PROBLEM TO WORK ON — Every record must be written out once more, with nothing added or omitted.

MATERIAL PROVIDED —
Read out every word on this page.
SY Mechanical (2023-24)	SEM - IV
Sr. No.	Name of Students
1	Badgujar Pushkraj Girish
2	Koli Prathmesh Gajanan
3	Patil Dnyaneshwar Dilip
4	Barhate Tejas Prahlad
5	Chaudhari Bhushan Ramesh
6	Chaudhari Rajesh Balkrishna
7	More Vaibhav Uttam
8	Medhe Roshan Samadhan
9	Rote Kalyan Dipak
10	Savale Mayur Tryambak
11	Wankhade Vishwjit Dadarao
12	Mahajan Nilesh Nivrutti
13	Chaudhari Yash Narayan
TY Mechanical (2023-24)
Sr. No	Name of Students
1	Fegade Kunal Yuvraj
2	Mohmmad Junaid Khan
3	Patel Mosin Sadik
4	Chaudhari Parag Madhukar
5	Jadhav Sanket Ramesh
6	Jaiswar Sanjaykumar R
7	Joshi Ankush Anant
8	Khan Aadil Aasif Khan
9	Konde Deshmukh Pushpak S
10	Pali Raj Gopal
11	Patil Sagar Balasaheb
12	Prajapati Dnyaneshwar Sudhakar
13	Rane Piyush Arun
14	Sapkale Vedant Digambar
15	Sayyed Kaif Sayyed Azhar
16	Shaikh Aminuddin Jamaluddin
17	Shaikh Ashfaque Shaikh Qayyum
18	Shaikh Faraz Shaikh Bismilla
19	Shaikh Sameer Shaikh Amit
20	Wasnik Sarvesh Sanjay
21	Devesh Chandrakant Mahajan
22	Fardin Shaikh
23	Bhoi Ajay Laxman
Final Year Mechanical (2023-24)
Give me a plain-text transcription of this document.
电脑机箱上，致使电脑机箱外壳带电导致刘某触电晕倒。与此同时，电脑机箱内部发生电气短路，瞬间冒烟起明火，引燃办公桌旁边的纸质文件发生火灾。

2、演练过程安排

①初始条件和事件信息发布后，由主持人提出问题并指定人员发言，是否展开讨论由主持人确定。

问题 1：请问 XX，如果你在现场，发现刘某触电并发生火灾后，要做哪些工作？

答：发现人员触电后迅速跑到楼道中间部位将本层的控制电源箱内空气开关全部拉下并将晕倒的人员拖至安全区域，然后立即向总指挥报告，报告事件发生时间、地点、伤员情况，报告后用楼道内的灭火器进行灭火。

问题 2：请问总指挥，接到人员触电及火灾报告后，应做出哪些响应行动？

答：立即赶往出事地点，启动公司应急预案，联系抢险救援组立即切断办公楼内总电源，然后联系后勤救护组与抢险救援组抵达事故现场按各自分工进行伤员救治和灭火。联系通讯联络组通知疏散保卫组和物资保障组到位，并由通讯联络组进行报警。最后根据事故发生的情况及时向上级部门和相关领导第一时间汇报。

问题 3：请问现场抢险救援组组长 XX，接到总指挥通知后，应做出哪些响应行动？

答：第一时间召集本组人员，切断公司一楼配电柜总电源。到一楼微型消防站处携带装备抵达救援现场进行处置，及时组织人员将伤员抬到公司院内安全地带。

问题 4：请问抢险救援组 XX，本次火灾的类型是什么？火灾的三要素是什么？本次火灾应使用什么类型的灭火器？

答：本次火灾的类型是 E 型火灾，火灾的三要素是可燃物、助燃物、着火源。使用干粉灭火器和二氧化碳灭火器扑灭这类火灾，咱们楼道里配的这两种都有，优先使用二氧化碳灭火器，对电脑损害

EXPECTED ANSWER —
Read out every word on this page.
SY Mechanical (2023-24)	SEM - IV
Sr. No.	Name of Students
1	Badgujar Pushkraj Girish
2	Koli Prathmesh Gajanan
3	Patil Dnyaneshwar Dilip
4	Barhate Tejas Prahlad
5	Chaudhari Bhushan Ramesh
6	Chaudhari Rajesh Balkrishna
7	More Vaibhav Uttam
8	Medhe Roshan Samadhan
9	Rote Kalyan Dipak
10	Savale Mayur Tryambak
11	Wankhade Vishwjit Dadarao
12	Mahajan Nilesh Nivrutti
13	Chaudhari Yash Narayan
TY Mechanical (2023-24)
Sr. No	Name of Students
1	Fegade Kunal Yuvraj
2	Mohmmad Junaid Khan
3	Patel Mosin Sadik
4	Chaudhari Parag Madhukar
5	Jadhav Sanket Ramesh
6	Jaiswar Sanjaykumar R
7	Joshi Ankush Anant
8	Khan Aadil Aasif Khan
9	Konde Deshmukh Pushpak S
10	Pali Raj Gopal
11	Patil Sagar Balasaheb
12	Prajapati Dnyaneshwar Sudhakar
13	Rane Piyush Arun
14	Sapkale Vedant Digambar
15	Sayyed Kaif Sayyed Azhar
16	Shaikh Aminuddin Jamaluddin
17	Shaikh Ashfaque Shaikh Qayyum
18	Shaikh Faraz Shaikh Bismilla
19	Shaikh Sameer Shaikh Amit
20	Wasnik Sarvesh Sanjay
21	Devesh Chandrakant Mahajan
22	Fardin Shaikh
23	Bhoi Ajay Laxman
Final Year Mechanical (2023-24)
Give me a plain-text transcription of this document.
电脑机箱上，致使电脑机箱外壳带电导致刘某触电晕倒。与此同时，电脑机箱内部发生电气短路，瞬间冒烟起明火，引燃办公桌旁边的纸质文件发生火灾。

2、演练过程安排

①初始条件和事件信息发布后，由主持人提出问题并指定人员发言，是否展开讨论由主持人确定。

问题 1：请问 XX，如果你在现场，发现刘某触电并发生火灾后，要做哪些工作？

答：发现人员触电后迅速跑到楼道中间部位将本层的控制电源箱内空气开关全部拉下并将晕倒的人员拖至安全区域，然后立即向总指挥报告，报告事件发生时间、地点、伤员情况，报告后用楼道内的灭火器进行灭火。

问题 2：请问总指挥，接到人员触电及火灾报告后，应做出哪些响应行动？

答：立即赶往出事地点，启动公司应急预案，联系抢险救援组立即切断办公楼内总电源，然后联系后勤救护组与抢险救援组抵达事故现场按各自分工进行伤员救治和灭火。联系通讯联络组通知疏散保卫组和物资保障组到位，并由通讯联络组进行报警。最后根据事故发生的情况及时向上级部门和相关领导第一时间汇报。

问题 3：请问现场抢险救援组组长 XX，接到总指挥通知后，应做出哪些响应行动？

答：第一时间召集本组人员，切断公司一楼配电柜总电源。到一楼微型消防站处携带装备抵达救援现场进行处置，及时组织人员将伤员抬到公司院内安全地带。

问题 4：请问抢险救援组 XX，本次火灾的类型是什么？火灾的三要素是什么？本次火灾应使用什么类型的灭火器？

答：本次火灾的类型是 E 型火灾，火灾的三要素是可燃物、助燃物、着火源。使用干粉灭火器和二氧化碳灭火器扑灭这类火灾，咱们楼道里配的这两种都有，优先使用二氧化碳灭火器，对电脑损害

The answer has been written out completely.